* Exercise brief
Below are some records; reproduce every one of them exactly.

==== Records for this task ====

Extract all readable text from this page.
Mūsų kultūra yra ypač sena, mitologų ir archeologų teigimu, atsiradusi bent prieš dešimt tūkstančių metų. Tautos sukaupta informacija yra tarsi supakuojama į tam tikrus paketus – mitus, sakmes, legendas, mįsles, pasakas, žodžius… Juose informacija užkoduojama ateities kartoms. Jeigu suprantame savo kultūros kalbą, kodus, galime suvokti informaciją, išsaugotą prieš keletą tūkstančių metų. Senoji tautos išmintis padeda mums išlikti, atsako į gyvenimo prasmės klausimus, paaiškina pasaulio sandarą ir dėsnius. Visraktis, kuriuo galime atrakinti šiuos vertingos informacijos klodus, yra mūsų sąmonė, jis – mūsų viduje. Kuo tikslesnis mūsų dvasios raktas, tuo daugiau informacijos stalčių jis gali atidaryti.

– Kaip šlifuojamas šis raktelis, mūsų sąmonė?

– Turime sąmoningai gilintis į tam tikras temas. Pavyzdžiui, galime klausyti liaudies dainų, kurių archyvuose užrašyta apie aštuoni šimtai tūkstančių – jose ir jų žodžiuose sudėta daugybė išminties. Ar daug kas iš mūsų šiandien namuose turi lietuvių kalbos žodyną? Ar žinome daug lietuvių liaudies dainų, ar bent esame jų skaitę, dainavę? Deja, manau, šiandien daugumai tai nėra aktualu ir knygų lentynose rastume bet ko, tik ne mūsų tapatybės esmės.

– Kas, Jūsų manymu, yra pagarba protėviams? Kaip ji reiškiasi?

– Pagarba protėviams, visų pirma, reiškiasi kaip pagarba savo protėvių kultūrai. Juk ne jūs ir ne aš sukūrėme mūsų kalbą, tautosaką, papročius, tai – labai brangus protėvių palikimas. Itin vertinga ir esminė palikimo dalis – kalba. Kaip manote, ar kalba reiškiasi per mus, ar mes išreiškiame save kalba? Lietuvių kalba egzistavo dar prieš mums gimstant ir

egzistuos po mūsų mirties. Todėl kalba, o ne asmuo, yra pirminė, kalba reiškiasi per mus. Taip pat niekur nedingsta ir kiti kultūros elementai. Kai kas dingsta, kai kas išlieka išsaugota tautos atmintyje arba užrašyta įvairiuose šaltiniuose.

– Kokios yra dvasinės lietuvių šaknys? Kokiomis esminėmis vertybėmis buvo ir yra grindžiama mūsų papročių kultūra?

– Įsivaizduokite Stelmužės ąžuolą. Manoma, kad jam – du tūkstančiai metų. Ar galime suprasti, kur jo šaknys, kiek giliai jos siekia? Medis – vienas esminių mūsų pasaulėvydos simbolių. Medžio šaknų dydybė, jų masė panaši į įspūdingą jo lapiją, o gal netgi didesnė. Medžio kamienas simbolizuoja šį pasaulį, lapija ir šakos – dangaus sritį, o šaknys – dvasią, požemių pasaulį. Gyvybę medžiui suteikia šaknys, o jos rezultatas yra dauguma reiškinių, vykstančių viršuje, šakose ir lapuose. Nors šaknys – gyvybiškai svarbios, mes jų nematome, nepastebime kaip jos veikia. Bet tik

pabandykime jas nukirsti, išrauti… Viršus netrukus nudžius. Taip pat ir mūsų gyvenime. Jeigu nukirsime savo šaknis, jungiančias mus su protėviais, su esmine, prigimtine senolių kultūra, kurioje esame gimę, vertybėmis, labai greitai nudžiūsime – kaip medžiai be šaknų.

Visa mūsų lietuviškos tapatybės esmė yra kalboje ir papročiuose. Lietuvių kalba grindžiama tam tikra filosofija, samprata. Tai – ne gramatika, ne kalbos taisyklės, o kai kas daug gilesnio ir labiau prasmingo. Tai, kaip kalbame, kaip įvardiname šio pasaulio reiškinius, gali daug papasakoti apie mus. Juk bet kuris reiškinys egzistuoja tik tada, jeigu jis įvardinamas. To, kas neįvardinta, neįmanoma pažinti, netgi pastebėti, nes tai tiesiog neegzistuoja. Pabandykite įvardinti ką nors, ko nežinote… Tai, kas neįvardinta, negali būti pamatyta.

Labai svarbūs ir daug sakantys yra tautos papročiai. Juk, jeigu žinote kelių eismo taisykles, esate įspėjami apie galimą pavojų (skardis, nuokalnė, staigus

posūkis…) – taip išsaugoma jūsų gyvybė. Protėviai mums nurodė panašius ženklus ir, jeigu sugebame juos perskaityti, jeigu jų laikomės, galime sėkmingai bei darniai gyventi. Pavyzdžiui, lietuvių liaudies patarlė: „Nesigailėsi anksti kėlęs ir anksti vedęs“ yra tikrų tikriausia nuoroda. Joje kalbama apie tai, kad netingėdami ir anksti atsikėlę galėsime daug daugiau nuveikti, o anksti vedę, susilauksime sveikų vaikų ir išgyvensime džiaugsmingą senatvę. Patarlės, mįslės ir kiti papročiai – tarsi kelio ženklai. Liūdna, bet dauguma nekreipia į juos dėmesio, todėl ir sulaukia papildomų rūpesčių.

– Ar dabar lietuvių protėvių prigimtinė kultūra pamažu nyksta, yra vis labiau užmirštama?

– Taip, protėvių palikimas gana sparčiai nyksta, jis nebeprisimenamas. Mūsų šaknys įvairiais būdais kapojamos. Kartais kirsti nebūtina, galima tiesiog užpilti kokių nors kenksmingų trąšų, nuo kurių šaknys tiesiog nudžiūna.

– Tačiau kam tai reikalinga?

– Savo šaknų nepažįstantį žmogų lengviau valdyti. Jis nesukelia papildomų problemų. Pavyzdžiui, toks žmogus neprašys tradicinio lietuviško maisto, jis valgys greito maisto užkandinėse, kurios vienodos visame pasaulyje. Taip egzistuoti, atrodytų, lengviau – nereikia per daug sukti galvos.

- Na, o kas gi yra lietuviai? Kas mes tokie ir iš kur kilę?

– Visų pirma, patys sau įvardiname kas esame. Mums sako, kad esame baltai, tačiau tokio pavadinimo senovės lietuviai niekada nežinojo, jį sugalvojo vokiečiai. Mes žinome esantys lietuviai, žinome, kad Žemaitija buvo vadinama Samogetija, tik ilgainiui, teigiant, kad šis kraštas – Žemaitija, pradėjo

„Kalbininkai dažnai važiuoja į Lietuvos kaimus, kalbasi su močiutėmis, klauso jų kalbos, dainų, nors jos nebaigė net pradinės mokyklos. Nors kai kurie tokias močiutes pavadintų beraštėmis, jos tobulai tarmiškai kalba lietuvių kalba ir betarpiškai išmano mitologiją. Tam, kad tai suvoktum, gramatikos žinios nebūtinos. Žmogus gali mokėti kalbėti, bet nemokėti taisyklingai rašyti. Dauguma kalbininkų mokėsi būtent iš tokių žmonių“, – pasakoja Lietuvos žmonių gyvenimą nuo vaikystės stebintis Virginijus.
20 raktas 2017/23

====

* Solution for this task
Extract all readable text from this page.
Mūsų kultūra yra ypač sena, mitologų ir archeologų teigimu, atsiradusi bent prieš dešimt tūkstančių metų. Tautos sukaupta informacija yra tarsi supakuojama į tam tikrus paketus – mitus, sakmes, legendas, mįsles, pasakas, žodžius… Juose informacija užkoduojama ateities kartoms. Jeigu suprantame savo kultūros kalbą, kodus, galime suvokti informaciją, išsaugotą prieš keletą tūkstančių metų. Senoji tautos išmintis padeda mums išlikti, atsako į gyvenimo prasmės klausimus, paaiškina pasaulio sandarą ir dėsnius. Visraktis, kuriuo galime atrakinti šiuos vertingos informacijos klodus, yra mūsų sąmonė, jis – mūsų viduje. Kuo tikslesnis mūsų dvasios raktas, tuo daugiau informacijos stalčių jis gali atidaryti.

– Kaip šlifuojamas šis raktelis, mūsų sąmonė?

– Turime sąmoningai gilintis į tam tikras temas. Pavyzdžiui, galime klausyti liaudies dainų, kurių archyvuose užrašyta apie aštuoni šimtai tūkstančių – jose ir jų žodžiuose sudėta daugybė išminties. Ar daug kas iš mūsų šiandien namuose turi lietuvių kalbos žodyną? Ar žinome daug lietuvių liaudies dainų, ar bent esame jų skaitę, dainavę? Deja, manau, šiandien daugumai tai nėra aktualu ir knygų lentynose rastume bet ko, tik ne mūsų tapatybės esmės.

– Kas, Jūsų manymu, yra pagarba protėviams? Kaip ji reiškiasi?

– Pagarba protėviams, visų pirma, reiškiasi kaip pagarba savo protėvių kultūrai. Juk ne jūs ir ne aš sukūrėme mūsų kalbą, tautosaką, papročius, tai – labai brangus protėvių palikimas. Itin vertinga ir esminė palikimo dalis – kalba. Kaip manote, ar kalba reiškiasi per mus, ar mes išreiškiame save kalba? Lietuvių kalba egzistavo dar prieš mums gimstant ir

egzistuos po mūsų mirties. Todėl kalba, o ne asmuo, yra pirminė, kalba reiškiasi per mus. Taip pat niekur nedingsta ir kiti kultūros elementai. Kai kas dingsta, kai kas išlieka išsaugota tautos atmintyje arba užrašyta įvairiuose šaltiniuose.

– Kokios yra dvasinės lietuvių šaknys? Kokiomis esminėmis vertybėmis buvo ir yra grindžiama mūsų papročių kultūra?

– Įsivaizduokite Stelmužės ąžuolą. Manoma, kad jam – du tūkstančiai metų. Ar galime suprasti, kur jo šaknys, kiek giliai jos siekia? Medis – vienas esminių mūsų pasaulėvydos simbolių. Medžio šaknų dydybė, jų masė panaši į įspūdingą jo lapiją, o gal netgi didesnė. Medžio kamienas simbolizuoja šį pasaulį, lapija ir šakos – dangaus sritį, o šaknys – dvasią, požemių pasaulį. Gyvybę medžiui suteikia šaknys, o jos rezultatas yra dauguma reiškinių, vykstančių viršuje, šakose ir lapuose. Nors šaknys – gyvybiškai svarbios, mes jų nematome, nepastebime kaip jos veikia. Bet tik

pabandykime jas nukirsti, išrauti… Viršus netrukus nudžius. Taip pat ir mūsų gyvenime. Jeigu nukirsime savo šaknis, jungiančias mus su protėviais, su esmine, prigimtine senolių kultūra, kurioje esame gimę, vertybėmis, labai greitai nudžiūsime – kaip medžiai be šaknų.

Visa mūsų lietuviškos tapatybės esmė yra kalboje ir papročiuose. Lietuvių kalba grindžiama tam tikra filosofija, samprata. Tai – ne gramatika, ne kalbos taisyklės, o kai kas daug gilesnio ir labiau prasmingo. Tai, kaip kalbame, kaip įvardiname šio pasaulio reiškinius, gali daug papasakoti apie mus. Juk bet kuris reiškinys egzistuoja tik tada, jeigu jis įvardinamas. To, kas neįvardinta, neįmanoma pažinti, netgi pastebėti, nes tai tiesiog neegzistuoja. Pabandykite įvardinti ką nors, ko nežinote… Tai, kas neįvardinta, negali būti pamatyta.

Labai svarbūs ir daug sakantys yra tautos papročiai. Juk, jeigu žinote kelių eismo taisykles, esate įspėjami apie galimą pavojų (skardis, nuokalnė, staigus

posūkis…) – taip išsaugoma jūsų gyvybė. Protėviai mums nurodė panašius ženklus ir, jeigu sugebame juos perskaityti, jeigu jų laikomės, galime sėkmingai bei darniai gyventi. Pavyzdžiui, lietuvių liaudies patarlė: „Nesigailėsi anksti kėlęs ir anksti vedęs“ yra tikrų tikriausia nuoroda. Joje kalbama apie tai, kad netingėdami ir anksti atsikėlę galėsime daug daugiau nuveikti, o anksti vedę, susilauksime sveikų vaikų ir išgyvensime džiaugsmingą senatvę. Patarlės, mįslės ir kiti papročiai – tarsi kelio ženklai. Liūdna, bet dauguma nekreipia į juos dėmesio, todėl ir sulaukia papildomų rūpesčių.

– Ar dabar lietuvių protėvių prigimtinė kultūra pamažu nyksta, yra vis labiau užmirštama?

– Taip, protėvių palikimas gana sparčiai nyksta, jis nebeprisimenamas. Mūsų šaknys įvairiais būdais kapojamos. Kartais kirsti nebūtina, galima tiesiog užpilti kokių nors kenksmingų trąšų, nuo kurių šaknys tiesiog nudžiūna.

– Tačiau kam tai reikalinga?

– Savo šaknų nepažįstantį žmogų lengviau valdyti. Jis nesukelia papildomų problemų. Pavyzdžiui, toks žmogus neprašys tradicinio lietuviško maisto, jis valgys greito maisto užkandinėse, kurios vienodos visame pasaulyje. Taip egzistuoti, atrodytų, lengviau – nereikia per daug sukti galvos.

- Na, o kas gi yra lietuviai? Kas mes tokie ir iš kur kilę?

– Visų pirma, patys sau įvardiname kas esame. Mums sako, kad esame baltai, tačiau tokio pavadinimo senovės lietuviai niekada nežinojo, jį sugalvojo vokiečiai. Mes žinome esantys lietuviai, žinome, kad Žemaitija buvo vadinama Samogetija, tik ilgainiui, teigiant, kad šis kraštas – Žemaitija, pradėjo

„Kalbininkai dažnai važiuoja į Lietuvos kaimus, kalbasi su močiutėmis, klauso jų kalbos, dainų, nors jos nebaigė net pradinės mokyklos. Nors kai kurie tokias močiutes pavadintų beraštėmis, jos tobulai tarmiškai kalba lietuvių kalba ir betarpiškai išmano mitologiją. Tam, kad tai suvoktum, gramatikos žinios nebūtinos. Žmogus gali mokėti kalbėti, bet nemokėti taisyklingai rašyti. Dauguma kalbininkų mokėsi būtent iš tokių žmonių“, – pasakoja Lietuvos žmonių gyvenimą nuo vaikystės stebintis Virginijus.
20 raktas 2017/23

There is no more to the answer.